* SHORT PROBLEM:
The entries that follow should be written out exactly.
══ DATA FOR PROCESSING
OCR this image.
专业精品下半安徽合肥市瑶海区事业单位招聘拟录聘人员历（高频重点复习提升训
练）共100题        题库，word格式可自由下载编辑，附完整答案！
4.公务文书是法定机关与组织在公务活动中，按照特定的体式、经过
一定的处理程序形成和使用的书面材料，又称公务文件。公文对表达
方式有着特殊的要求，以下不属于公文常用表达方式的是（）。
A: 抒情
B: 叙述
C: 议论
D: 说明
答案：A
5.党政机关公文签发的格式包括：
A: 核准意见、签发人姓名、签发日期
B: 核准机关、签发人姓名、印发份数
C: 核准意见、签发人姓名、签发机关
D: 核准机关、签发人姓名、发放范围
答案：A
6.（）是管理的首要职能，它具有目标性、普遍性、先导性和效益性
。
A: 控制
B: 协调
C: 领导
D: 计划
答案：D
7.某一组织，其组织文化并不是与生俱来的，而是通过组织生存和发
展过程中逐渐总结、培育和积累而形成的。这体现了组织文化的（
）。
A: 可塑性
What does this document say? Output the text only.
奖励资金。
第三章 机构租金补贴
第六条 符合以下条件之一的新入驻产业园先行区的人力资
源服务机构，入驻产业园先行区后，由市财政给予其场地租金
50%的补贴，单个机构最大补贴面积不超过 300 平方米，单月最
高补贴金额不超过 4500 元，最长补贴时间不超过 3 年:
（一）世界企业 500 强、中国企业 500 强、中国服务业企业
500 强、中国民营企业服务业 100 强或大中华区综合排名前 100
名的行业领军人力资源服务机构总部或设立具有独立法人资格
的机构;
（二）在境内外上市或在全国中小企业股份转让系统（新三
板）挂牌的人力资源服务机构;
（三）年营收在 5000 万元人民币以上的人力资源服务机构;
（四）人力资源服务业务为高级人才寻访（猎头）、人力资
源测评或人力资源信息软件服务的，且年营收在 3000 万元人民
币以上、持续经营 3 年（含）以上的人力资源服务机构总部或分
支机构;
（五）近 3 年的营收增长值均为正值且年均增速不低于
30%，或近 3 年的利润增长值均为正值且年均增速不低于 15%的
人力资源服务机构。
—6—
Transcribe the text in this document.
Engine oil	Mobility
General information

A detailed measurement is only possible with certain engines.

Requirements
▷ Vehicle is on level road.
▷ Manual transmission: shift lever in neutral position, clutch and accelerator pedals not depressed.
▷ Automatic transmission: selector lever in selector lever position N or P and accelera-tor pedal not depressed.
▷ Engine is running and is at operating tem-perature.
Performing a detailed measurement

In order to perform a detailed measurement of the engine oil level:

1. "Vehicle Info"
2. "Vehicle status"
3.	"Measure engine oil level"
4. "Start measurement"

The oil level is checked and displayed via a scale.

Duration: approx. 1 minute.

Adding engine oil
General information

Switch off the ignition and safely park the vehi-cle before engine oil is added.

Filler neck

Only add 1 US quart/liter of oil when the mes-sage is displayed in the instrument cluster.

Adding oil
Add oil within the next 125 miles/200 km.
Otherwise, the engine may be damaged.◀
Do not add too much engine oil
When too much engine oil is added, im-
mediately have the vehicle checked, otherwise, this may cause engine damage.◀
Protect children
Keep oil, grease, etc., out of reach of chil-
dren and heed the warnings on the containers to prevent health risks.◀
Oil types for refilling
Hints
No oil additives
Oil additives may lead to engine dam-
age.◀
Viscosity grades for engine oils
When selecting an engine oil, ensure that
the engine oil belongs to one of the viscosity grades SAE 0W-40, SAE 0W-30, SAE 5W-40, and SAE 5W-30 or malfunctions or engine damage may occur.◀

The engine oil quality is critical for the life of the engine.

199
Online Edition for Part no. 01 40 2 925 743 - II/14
════
* CORRECT RESPONSE:
OCR this image.
专业精品下半安徽合肥市瑶海区事业单位招聘拟录聘人员历（高频重点复习提升训
练）共100题        题库，word格式可自由下载编辑，附完整答案！
4.公务文书是法定机关与组织在公务活动中，按照特定的体式、经过
一定的处理程序形成和使用的书面材料，又称公务文件。公文对表达
方式有着特殊的要求，以下不属于公文常用表达方式的是（）。
A: 抒情
B: 叙述
C: 议论
D: 说明
答案：A
5.党政机关公文签发的格式包括：
A: 核准意见、签发人姓名、签发日期
B: 核准机关、签发人姓名、印发份数
C: 核准意见、签发人姓名、签发机关
D: 核准机关、签发人姓名、发放范围
答案：A
6.（）是管理的首要职能，它具有目标性、普遍性、先导性和效益性
。
A: 控制
B: 协调
C: 领导
D: 计划
答案：D
7.某一组织，其组织文化并不是与生俱来的，而是通过组织生存和发
展过程中逐渐总结、培育和积累而形成的。这体现了组织文化的（
）。
A: 可塑性
What does this document say? Output the text only.
奖励资金。
第三章 机构租金补贴
第六条 符合以下条件之一的新入驻产业园先行区的人力资
源服务机构，入驻产业园先行区后，由市财政给予其场地租金
50%的补贴，单个机构最大补贴面积不超过 300 平方米，单月最
高补贴金额不超过 4500 元，最长补贴时间不超过 3 年:
（一）世界企业 500 强、中国企业 500 强、中国服务业企业
500 强、中国民营企业服务业 100 强或大中华区综合排名前 100
名的行业领军人力资源服务机构总部或设立具有独立法人资格
的机构;
（二）在境内外上市或在全国中小企业股份转让系统（新三
板）挂牌的人力资源服务机构;
（三）年营收在 5000 万元人民币以上的人力资源服务机构;
（四）人力资源服务业务为高级人才寻访（猎头）、人力资
源测评或人力资源信息软件服务的，且年营收在 3000 万元人民
币以上、持续经营 3 年（含）以上的人力资源服务机构总部或分
支机构;
（五）近 3 年的营收增长值均为正值且年均增速不低于
30%，或近 3 年的利润增长值均为正值且年均增速不低于 15%的
人力资源服务机构。
—6—
Transcribe the text in this document.
Engine oil	Mobility
General information

A detailed measurement is only possible with certain engines.

Requirements
▷ Vehicle is on level road.
▷ Manual transmission: shift lever in neutral position, clutch and accelerator pedals not depressed.
▷ Automatic transmission: selector lever in selector lever position N or P and accelera-tor pedal not depressed.
▷ Engine is running and is at operating tem-perature.
Performing a detailed measurement

In order to perform a detailed measurement of the engine oil level:

1. "Vehicle Info"
2. "Vehicle status"
3.	"Measure engine oil level"
4. "Start measurement"

The oil level is checked and displayed via a scale.

Duration: approx. 1 minute.

Adding engine oil
General information

Switch off the ignition and safely park the vehi-cle before engine oil is added.

Filler neck

Only add 1 US quart/liter of oil when the mes-sage is displayed in the instrument cluster.

Adding oil
Add oil within the next 125 miles/200 km.
Otherwise, the engine may be damaged.◀
Do not add too much engine oil
When too much engine oil is added, im-
mediately have the vehicle checked, otherwise, this may cause engine damage.◀
Protect children
Keep oil, grease, etc., out of reach of chil-
dren and heed the warnings on the containers to prevent health risks.◀
Oil types for refilling
Hints
No oil additives
Oil additives may lead to engine dam-
age.◀
Viscosity grades for engine oils
When selecting an engine oil, ensure that
the engine oil belongs to one of the viscosity grades SAE 0W-40, SAE 0W-30, SAE 5W-40, and SAE 5W-30 or malfunctions or engine damage may occur.◀

The engine oil quality is critical for the life of the engine.

199
Online Edition for Part no. 01 40 2 925 743 - II/14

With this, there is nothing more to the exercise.